Count each line in which the word "from" appears. Reply with the total and nothing more.
>> Start Given information
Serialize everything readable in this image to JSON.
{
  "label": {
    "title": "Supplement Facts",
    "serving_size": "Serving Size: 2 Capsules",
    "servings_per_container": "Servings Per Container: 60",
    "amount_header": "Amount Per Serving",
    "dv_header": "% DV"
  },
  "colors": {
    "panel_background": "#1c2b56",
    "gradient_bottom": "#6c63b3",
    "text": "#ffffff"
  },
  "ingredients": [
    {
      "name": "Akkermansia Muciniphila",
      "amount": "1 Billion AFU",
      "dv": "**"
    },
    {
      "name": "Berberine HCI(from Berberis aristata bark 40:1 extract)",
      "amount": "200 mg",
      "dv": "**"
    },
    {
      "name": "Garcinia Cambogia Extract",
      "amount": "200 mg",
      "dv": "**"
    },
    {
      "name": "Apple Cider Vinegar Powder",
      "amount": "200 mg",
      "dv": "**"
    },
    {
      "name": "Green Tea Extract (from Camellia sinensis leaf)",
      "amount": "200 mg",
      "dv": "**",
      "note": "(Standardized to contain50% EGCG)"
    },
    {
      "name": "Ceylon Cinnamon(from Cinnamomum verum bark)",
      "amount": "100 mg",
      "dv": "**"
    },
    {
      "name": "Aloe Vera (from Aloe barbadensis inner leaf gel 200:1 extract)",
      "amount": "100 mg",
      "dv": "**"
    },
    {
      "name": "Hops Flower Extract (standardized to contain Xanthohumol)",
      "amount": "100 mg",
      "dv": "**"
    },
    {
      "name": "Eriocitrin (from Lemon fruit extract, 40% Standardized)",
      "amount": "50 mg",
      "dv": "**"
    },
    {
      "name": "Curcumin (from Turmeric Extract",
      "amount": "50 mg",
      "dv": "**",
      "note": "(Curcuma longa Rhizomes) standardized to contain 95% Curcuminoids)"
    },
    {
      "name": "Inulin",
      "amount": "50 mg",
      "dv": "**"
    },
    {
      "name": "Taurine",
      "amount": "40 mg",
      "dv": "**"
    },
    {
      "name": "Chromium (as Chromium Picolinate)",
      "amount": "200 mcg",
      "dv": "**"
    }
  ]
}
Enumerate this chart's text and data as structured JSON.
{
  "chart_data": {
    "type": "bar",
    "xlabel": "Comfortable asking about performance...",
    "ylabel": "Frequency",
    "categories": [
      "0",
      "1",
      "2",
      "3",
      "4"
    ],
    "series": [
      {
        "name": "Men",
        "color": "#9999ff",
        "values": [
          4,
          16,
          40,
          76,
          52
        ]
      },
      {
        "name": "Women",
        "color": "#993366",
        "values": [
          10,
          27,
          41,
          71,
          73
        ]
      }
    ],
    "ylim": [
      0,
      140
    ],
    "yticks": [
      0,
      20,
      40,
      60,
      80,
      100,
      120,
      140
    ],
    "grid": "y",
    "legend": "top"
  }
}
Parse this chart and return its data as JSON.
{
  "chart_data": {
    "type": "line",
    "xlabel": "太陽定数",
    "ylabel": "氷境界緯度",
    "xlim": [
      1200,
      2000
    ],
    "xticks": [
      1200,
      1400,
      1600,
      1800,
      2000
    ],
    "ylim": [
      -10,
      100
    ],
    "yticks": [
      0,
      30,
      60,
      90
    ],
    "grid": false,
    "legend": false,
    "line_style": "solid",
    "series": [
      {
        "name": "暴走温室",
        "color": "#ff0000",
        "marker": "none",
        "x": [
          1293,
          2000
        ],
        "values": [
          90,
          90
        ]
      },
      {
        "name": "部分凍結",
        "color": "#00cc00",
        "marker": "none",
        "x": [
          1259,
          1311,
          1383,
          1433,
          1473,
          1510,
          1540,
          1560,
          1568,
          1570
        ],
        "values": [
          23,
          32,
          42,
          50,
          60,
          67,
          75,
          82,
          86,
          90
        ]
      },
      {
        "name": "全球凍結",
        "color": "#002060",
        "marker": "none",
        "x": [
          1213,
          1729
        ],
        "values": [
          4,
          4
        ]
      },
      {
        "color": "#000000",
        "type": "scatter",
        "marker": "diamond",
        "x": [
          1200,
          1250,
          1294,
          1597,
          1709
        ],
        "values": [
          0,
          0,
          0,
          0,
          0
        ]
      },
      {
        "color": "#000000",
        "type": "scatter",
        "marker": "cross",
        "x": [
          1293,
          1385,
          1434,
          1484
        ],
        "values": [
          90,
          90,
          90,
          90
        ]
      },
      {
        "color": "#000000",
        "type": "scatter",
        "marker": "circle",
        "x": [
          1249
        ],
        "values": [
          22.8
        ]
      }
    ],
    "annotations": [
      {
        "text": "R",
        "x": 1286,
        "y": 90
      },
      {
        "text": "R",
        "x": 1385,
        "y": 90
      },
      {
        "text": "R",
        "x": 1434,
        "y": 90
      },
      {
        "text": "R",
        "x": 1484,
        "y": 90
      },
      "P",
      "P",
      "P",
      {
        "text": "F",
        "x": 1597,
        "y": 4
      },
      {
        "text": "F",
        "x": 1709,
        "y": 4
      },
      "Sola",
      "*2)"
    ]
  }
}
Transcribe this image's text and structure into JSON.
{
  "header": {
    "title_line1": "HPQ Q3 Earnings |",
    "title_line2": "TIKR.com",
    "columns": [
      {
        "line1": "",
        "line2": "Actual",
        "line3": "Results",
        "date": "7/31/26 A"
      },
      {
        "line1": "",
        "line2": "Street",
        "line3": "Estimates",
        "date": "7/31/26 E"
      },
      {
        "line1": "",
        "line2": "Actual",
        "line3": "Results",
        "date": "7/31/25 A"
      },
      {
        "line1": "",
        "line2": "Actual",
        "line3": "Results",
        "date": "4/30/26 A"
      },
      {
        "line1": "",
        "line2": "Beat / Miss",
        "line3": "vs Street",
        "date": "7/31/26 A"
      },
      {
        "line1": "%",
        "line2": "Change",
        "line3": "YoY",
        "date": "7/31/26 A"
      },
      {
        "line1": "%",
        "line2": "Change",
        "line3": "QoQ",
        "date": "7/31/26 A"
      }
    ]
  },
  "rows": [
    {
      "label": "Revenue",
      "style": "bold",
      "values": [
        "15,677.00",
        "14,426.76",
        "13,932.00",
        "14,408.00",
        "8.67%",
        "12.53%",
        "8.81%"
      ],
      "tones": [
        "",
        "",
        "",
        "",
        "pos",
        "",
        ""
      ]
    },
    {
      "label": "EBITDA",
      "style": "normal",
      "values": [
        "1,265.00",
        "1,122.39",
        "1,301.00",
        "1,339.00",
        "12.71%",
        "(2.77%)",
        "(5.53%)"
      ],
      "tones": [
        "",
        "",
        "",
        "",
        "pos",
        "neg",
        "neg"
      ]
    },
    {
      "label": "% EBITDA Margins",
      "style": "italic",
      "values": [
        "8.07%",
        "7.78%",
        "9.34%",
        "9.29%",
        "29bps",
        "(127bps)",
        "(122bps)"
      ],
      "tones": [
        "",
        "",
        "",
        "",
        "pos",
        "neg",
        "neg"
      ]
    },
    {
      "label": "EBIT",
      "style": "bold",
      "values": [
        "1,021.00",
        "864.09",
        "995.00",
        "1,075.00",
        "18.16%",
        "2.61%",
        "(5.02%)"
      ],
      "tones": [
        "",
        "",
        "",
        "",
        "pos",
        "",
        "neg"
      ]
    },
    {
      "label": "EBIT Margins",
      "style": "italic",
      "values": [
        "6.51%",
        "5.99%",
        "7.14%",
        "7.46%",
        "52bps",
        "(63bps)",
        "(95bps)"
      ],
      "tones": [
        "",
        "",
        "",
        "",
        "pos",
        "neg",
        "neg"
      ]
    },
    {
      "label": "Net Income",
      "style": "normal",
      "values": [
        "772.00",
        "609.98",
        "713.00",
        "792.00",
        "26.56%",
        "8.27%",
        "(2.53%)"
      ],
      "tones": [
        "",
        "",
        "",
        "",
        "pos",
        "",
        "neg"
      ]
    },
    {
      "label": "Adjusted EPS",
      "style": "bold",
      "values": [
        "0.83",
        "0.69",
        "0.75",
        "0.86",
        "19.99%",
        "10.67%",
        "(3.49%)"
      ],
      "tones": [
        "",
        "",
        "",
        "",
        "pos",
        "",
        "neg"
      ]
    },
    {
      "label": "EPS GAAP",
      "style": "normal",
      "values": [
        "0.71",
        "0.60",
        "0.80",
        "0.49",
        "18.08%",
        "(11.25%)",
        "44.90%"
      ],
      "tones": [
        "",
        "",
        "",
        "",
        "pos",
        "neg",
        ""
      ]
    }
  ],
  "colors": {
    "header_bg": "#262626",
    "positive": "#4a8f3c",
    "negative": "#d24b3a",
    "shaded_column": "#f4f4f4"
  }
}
>> End Given information
- Exercise answer
6